STATED PROBLEM:
Lines containing the string "name" are to be counted; report only how many there are.

EXTRACTED ENTRIES:
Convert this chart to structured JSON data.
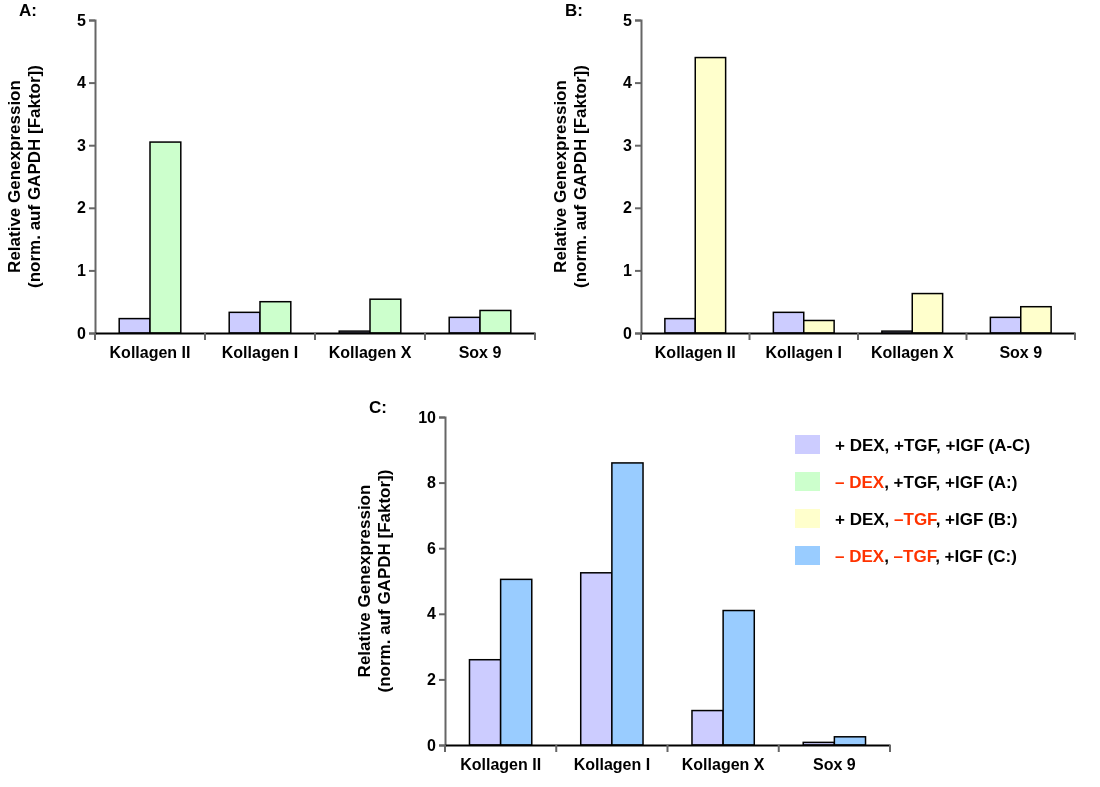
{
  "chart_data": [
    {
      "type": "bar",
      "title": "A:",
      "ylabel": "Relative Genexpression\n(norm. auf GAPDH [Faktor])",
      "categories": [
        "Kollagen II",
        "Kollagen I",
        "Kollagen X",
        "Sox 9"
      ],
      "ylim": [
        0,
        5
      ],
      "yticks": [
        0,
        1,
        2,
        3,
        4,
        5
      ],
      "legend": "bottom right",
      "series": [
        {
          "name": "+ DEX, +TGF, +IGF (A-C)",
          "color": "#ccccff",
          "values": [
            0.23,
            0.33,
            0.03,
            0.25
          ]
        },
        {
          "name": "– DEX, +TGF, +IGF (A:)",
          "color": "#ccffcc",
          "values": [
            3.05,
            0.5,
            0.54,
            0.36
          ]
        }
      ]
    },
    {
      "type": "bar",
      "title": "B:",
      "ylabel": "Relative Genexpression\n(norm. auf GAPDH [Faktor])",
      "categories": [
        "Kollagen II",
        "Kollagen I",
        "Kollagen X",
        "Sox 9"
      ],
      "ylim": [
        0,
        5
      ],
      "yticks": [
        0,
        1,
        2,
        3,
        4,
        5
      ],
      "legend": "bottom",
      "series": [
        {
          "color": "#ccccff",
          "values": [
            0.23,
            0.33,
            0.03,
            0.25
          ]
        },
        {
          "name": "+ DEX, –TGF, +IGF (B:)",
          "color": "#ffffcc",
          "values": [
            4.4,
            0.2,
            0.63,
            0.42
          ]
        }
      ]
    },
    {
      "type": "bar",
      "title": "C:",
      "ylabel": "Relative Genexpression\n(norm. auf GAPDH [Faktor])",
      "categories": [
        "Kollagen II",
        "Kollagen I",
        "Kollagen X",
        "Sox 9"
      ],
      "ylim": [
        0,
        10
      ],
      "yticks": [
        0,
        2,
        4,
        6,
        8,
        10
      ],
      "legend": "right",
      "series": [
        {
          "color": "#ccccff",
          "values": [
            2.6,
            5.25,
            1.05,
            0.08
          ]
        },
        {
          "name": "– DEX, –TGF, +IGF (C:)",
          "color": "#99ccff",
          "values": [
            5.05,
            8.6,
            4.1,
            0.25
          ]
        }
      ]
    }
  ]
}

OUTPUT OF THE EXERCISE:
4